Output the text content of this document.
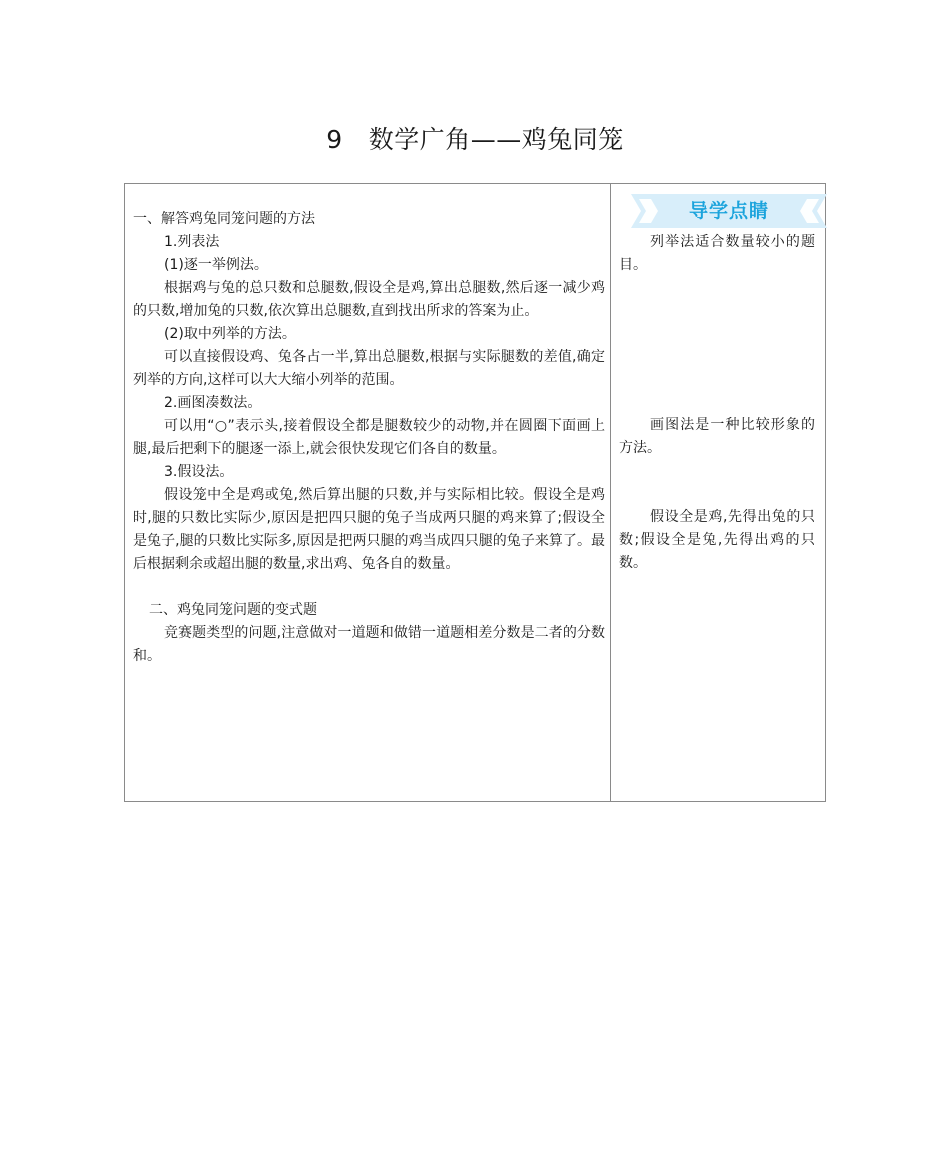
9 数学广角——鸡兔同笼

一、解答鸡兔同笼问题的方法

1.列表法

(1)逐一举例法。

根据鸡与兔的总只数和总腿数,假设全是鸡,算出总腿数,然后逐一减少鸡的只数,增加兔的只数,依次算出总腿数,直到找出所求的答案为止。

(2)取中列举的方法。

可以直接假设鸡、兔各占一半,算出总腿数,根据与实际腿数的差值,确定列举的方向,这样可以大大缩小列举的范围。

2.画图凑数法。

可以用“○”表示头,接着假设全都是腿数较少的动物,并在圆圈下面画上腿,最后把剩下的腿逐一添上,就会很快发现它们各自的数量。

3.假设法。

假设笼中全是鸡或兔,然后算出腿的只数,并与实际相比较。假设全是鸡时,腿的只数比实际少,原因是把四只腿的兔子当成两只腿的鸡来算了;假设全是兔子,腿的只数比实际多,原因是把两只腿的鸡当成四只腿的兔子来算了。最后根据剩余或超出腿的数量,求出鸡、兔各自的数量。

二、鸡兔同笼问题的变式题

竞赛题类型的问题,注意做对一道题和做错一道题相差分数是二者的分数和。

导学点睛

列举法适合数量较小的题目。

画图法是一种比较形象的方法。

假设全是鸡,先得出兔的只数;假设全是兔,先得出鸡的只数。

===============

▶ **Exercise prompt**
All of the records above must be copied exactly, except for the pictures.

▶ **Response to the task**
Output the text content of this document.
9 数学广角——鸡兔同笼

一、解答鸡兔同笼问题的方法

1.列表法

(1)逐一举例法。

根据鸡与兔的总只数和总腿数,假设全是鸡,算出总腿数,然后逐一减少鸡的只数,增加兔的只数,依次算出总腿数,直到找出所求的答案为止。

(2)取中列举的方法。

可以直接假设鸡、兔各占一半,算出总腿数,根据与实际腿数的差值,确定列举的方向,这样可以大大缩小列举的范围。

2.画图凑数法。

可以用“○”表示头,接着假设全都是腿数较少的动物,并在圆圈下面画上腿,最后把剩下的腿逐一添上,就会很快发现它们各自的数量。

3.假设法。

假设笼中全是鸡或兔,然后算出腿的只数,并与实际相比较。假设全是鸡时,腿的只数比实际少,原因是把四只腿的兔子当成两只腿的鸡来算了;假设全是兔子,腿的只数比实际多,原因是把两只腿的鸡当成四只腿的兔子来算了。最后根据剩余或超出腿的数量,求出鸡、兔各自的数量。

二、鸡兔同笼问题的变式题

竞赛题类型的问题,注意做对一道题和做错一道题相差分数是二者的分数和。

导学点睛

列举法适合数量较小的题目。

画图法是一种比较形象的方法。

假设全是鸡,先得出兔的只数;假设全是兔,先得出鸡的只数。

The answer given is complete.